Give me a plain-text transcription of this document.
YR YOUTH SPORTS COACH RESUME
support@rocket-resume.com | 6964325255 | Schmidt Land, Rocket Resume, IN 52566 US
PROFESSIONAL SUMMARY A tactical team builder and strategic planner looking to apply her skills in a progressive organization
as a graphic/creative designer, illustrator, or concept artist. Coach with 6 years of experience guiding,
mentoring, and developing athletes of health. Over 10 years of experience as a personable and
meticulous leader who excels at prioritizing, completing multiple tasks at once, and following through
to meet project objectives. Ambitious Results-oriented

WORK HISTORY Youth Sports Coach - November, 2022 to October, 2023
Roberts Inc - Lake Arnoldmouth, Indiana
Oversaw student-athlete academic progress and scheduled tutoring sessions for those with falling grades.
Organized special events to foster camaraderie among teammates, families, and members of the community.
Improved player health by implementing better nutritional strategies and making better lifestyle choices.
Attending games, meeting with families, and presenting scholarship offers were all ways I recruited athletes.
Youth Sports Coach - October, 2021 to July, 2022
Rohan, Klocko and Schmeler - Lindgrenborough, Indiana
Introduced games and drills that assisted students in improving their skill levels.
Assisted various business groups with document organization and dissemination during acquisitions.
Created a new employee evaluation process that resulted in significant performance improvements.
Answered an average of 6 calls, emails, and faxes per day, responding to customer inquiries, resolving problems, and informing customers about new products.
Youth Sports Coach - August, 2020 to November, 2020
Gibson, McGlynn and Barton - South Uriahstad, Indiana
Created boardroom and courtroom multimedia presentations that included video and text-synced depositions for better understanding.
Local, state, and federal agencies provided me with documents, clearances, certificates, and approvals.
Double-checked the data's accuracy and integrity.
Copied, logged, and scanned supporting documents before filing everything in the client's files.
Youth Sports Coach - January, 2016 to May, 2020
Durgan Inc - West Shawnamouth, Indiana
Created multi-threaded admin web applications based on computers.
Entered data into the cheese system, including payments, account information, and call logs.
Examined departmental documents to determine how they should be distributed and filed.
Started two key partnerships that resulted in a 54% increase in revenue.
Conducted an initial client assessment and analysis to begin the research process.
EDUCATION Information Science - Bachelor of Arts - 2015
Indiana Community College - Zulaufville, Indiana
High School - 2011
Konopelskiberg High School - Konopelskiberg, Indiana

+ + +

• GOAL OF THE EXERCISE: Repeat the listing above without any change.

• WRITTEN REPLY:
Give me a plain-text transcription of this document.
YR YOUTH SPORTS COACH RESUME
support@rocket-resume.com | 6964325255 | Schmidt Land, Rocket Resume, IN 52566 US
PROFESSIONAL SUMMARY A tactical team builder and strategic planner looking to apply her skills in a progressive organization
as a graphic/creative designer, illustrator, or concept artist. Coach with 6 years of experience guiding,
mentoring, and developing athletes of health. Over 10 years of experience as a personable and
meticulous leader who excels at prioritizing, completing multiple tasks at once, and following through
to meet project objectives. Ambitious Results-oriented

WORK HISTORY Youth Sports Coach - November, 2022 to October, 2023
Roberts Inc - Lake Arnoldmouth, Indiana
Oversaw student-athlete academic progress and scheduled tutoring sessions for those with falling grades.
Organized special events to foster camaraderie among teammates, families, and members of the community.
Improved player health by implementing better nutritional strategies and making better lifestyle choices.
Attending games, meeting with families, and presenting scholarship offers were all ways I recruited athletes.
Youth Sports Coach - October, 2021 to July, 2022
Rohan, Klocko and Schmeler - Lindgrenborough, Indiana
Introduced games and drills that assisted students in improving their skill levels.
Assisted various business groups with document organization and dissemination during acquisitions.
Created a new employee evaluation process that resulted in significant performance improvements.
Answered an average of 6 calls, emails, and faxes per day, responding to customer inquiries, resolving problems, and informing customers about new products.
Youth Sports Coach - August, 2020 to November, 2020
Gibson, McGlynn and Barton - South Uriahstad, Indiana
Created boardroom and courtroom multimedia presentations that included video and text-synced depositions for better understanding.
Local, state, and federal agencies provided me with documents, clearances, certificates, and approvals.
Double-checked the data's accuracy and integrity.
Copied, logged, and scanned supporting documents before filing everything in the client's files.
Youth Sports Coach - January, 2016 to May, 2020
Durgan Inc - West Shawnamouth, Indiana
Created multi-threaded admin web applications based on computers.
Entered data into the cheese system, including payments, account information, and call logs.
Examined departmental documents to determine how they should be distributed and filed.
Started two key partnerships that resulted in a 54% increase in revenue.
Conducted an initial client assessment and analysis to begin the research process.
EDUCATION Information Science - Bachelor of Arts - 2015
Indiana Community College - Zulaufville, Indiana
High School - 2011
Konopelskiberg High School - Konopelskiberg, Indiana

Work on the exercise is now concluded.